** begin Data for this task **

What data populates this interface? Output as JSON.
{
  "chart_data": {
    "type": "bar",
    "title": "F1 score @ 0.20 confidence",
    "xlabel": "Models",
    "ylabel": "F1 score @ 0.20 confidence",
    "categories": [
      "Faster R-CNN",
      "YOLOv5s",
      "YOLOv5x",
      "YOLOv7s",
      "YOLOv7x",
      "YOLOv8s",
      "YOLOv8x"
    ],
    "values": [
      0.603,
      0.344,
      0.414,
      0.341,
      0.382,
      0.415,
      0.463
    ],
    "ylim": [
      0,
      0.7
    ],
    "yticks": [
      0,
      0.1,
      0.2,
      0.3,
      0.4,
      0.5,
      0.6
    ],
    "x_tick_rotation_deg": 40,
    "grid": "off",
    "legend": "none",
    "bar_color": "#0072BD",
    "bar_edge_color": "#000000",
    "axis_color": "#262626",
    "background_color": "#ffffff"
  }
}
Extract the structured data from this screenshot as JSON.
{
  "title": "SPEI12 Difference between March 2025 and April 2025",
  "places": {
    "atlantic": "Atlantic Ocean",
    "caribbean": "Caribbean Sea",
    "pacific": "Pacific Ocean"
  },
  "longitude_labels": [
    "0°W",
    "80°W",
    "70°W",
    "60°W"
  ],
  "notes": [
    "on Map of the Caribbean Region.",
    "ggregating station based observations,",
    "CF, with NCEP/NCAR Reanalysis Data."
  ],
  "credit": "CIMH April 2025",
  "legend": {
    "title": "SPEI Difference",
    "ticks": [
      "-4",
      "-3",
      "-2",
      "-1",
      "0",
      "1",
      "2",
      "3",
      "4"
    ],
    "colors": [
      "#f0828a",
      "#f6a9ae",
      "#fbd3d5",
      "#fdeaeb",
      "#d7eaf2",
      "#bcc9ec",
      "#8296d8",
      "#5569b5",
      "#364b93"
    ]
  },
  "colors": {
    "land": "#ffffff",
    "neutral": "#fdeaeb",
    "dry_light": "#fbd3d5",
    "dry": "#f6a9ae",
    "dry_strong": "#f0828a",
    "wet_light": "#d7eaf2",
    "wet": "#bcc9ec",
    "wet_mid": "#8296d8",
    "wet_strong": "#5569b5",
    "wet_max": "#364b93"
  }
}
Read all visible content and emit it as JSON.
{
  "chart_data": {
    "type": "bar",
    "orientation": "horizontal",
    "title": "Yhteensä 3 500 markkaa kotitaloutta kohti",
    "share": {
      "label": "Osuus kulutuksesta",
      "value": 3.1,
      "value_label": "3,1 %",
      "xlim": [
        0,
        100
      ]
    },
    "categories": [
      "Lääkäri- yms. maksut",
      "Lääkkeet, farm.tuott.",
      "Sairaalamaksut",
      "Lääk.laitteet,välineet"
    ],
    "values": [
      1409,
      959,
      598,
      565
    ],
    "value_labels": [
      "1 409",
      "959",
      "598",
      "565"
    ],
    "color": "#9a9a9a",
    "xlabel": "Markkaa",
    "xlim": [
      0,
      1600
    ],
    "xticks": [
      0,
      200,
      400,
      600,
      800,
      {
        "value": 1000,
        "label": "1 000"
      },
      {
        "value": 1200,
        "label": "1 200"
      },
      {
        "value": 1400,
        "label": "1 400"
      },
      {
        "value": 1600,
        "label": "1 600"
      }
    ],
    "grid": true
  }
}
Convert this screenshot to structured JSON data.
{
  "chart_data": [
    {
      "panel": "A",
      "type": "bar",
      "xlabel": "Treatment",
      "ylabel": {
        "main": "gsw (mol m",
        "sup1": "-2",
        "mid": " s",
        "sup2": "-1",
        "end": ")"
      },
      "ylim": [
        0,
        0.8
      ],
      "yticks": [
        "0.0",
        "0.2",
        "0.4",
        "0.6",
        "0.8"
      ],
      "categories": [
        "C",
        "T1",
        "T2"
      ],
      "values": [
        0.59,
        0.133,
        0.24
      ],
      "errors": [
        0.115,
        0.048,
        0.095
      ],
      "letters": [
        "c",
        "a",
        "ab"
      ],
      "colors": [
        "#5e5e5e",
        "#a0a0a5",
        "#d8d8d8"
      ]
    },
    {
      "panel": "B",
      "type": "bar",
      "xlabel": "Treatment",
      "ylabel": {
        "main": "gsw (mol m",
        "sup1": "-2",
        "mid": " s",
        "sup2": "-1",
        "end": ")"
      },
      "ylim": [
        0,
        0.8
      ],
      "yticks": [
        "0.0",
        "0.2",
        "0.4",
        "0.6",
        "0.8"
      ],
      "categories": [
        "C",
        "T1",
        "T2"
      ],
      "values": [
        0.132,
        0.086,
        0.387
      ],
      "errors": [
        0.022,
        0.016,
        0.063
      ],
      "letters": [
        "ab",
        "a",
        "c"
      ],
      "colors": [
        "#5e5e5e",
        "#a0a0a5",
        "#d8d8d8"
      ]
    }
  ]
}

** end Data for this task **

_Task:_ Output the data above exactly, please, line for line.

_In response:_
What data populates this interface? Output as JSON.
{
  "chart_data": {
    "type": "bar",
    "title": "F1 score @ 0.20 confidence",
    "xlabel": "Models",
    "ylabel": "F1 score @ 0.20 confidence",
    "categories": [
      "Faster R-CNN",
      "YOLOv5s",
      "YOLOv5x",
      "YOLOv7s",
      "YOLOv7x",
      "YOLOv8s",
      "YOLOv8x"
    ],
    "values": [
      0.603,
      0.344,
      0.414,
      0.341,
      0.382,
      0.415,
      0.463
    ],
    "ylim": [
      0,
      0.7
    ],
    "yticks": [
      0,
      0.1,
      0.2,
      0.3,
      0.4,
      0.5,
      0.6
    ],
    "x_tick_rotation_deg": 40,
    "grid": "off",
    "legend": "none",
    "bar_color": "#0072BD",
    "bar_edge_color": "#000000",
    "axis_color": "#262626",
    "background_color": "#ffffff"
  }
}
Extract the structured data from this screenshot as JSON.
{
  "title": "SPEI12 Difference between March 2025 and April 2025",
  "places": {
    "atlantic": "Atlantic Ocean",
    "caribbean": "Caribbean Sea",
    "pacific": "Pacific Ocean"
  },
  "longitude_labels": [
    "0°W",
    "80°W",
    "70°W",
    "60°W"
  ],
  "notes": [
    "on Map of the Caribbean Region.",
    "ggregating station based observations,",
    "CF, with NCEP/NCAR Reanalysis Data."
  ],
  "credit": "CIMH April 2025",
  "legend": {
    "title": "SPEI Difference",
    "ticks": [
      "-4",
      "-3",
      "-2",
      "-1",
      "0",
      "1",
      "2",
      "3",
      "4"
    ],
    "colors": [
      "#f0828a",
      "#f6a9ae",
      "#fbd3d5",
      "#fdeaeb",
      "#d7eaf2",
      "#bcc9ec",
      "#8296d8",
      "#5569b5",
      "#364b93"
    ]
  },
  "colors": {
    "land": "#ffffff",
    "neutral": "#fdeaeb",
    "dry_light": "#fbd3d5",
    "dry": "#f6a9ae",
    "dry_strong": "#f0828a",
    "wet_light": "#d7eaf2",
    "wet": "#bcc9ec",
    "wet_mid": "#8296d8",
    "wet_strong": "#5569b5",
    "wet_max": "#364b93"
  }
}
Read all visible content and emit it as JSON.
{
  "chart_data": {
    "type": "bar",
    "orientation": "horizontal",
    "title": "Yhteensä 3 500 markkaa kotitaloutta kohti",
    "share": {
      "label": "Osuus kulutuksesta",
      "value": 3.1,
      "value_label": "3,1 %",
      "xlim": [
        0,
        100
      ]
    },
    "categories": [
      "Lääkäri- yms. maksut",
      "Lääkkeet, farm.tuott.",
      "Sairaalamaksut",
      "Lääk.laitteet,välineet"
    ],
    "values": [
      1409,
      959,
      598,
      565
    ],
    "value_labels": [
      "1 409",
      "959",
      "598",
      "565"
    ],
    "color": "#9a9a9a",
    "xlabel": "Markkaa",
    "xlim": [
      0,
      1600
    ],
    "xticks": [
      0,
      200,
      400,
      600,
      800,
      {
        "value": 1000,
        "label": "1 000"
      },
      {
        "value": 1200,
        "label": "1 200"
      },
      {
        "value": 1400,
        "label": "1 400"
      },
      {
        "value": 1600,
        "label": "1 600"
      }
    ],
    "grid": true
  }
}
Convert this screenshot to structured JSON data.
{
  "chart_data": [
    {
      "panel": "A",
      "type": "bar",
      "xlabel": "Treatment",
      "ylabel": {
        "main": "gsw (mol m",
        "sup1": "-2",
        "mid": " s",
        "sup2": "-1",
        "end": ")"
      },
      "ylim": [
        0,
        0.8
      ],
      "yticks": [
        "0.0",
        "0.2",
        "0.4",
        "0.6",
        "0.8"
      ],
      "categories": [
        "C",
        "T1",
        "T2"
      ],
      "values": [
        0.59,
        0.133,
        0.24
      ],
      "errors": [
        0.115,
        0.048,
        0.095
      ],
      "letters": [
        "c",
        "a",
        "ab"
      ],
      "colors": [
        "#5e5e5e",
        "#a0a0a5",
        "#d8d8d8"
      ]
    },
    {
      "panel": "B",
      "type": "bar",
      "xlabel": "Treatment",
      "ylabel": {
        "main": "gsw (mol m",
        "sup1": "-2",
        "mid": " s",
        "sup2": "-1",
        "end": ")"
      },
      "ylim": [
        0,
        0.8
      ],
      "yticks": [
        "0.0",
        "0.2",
        "0.4",
        "0.6",
        "0.8"
      ],
      "categories": [
        "C",
        "T1",
        "T2"
      ],
      "values": [
        0.132,
        0.086,
        0.387
      ],
      "errors": [
        0.022,
        0.016,
        0.063
      ],
      "letters": [
        "ab",
        "a",
        "c"
      ],
      "colors": [
        "#5e5e5e",
        "#a0a0a5",
        "#d8d8d8"
      ]
    }
  ]
}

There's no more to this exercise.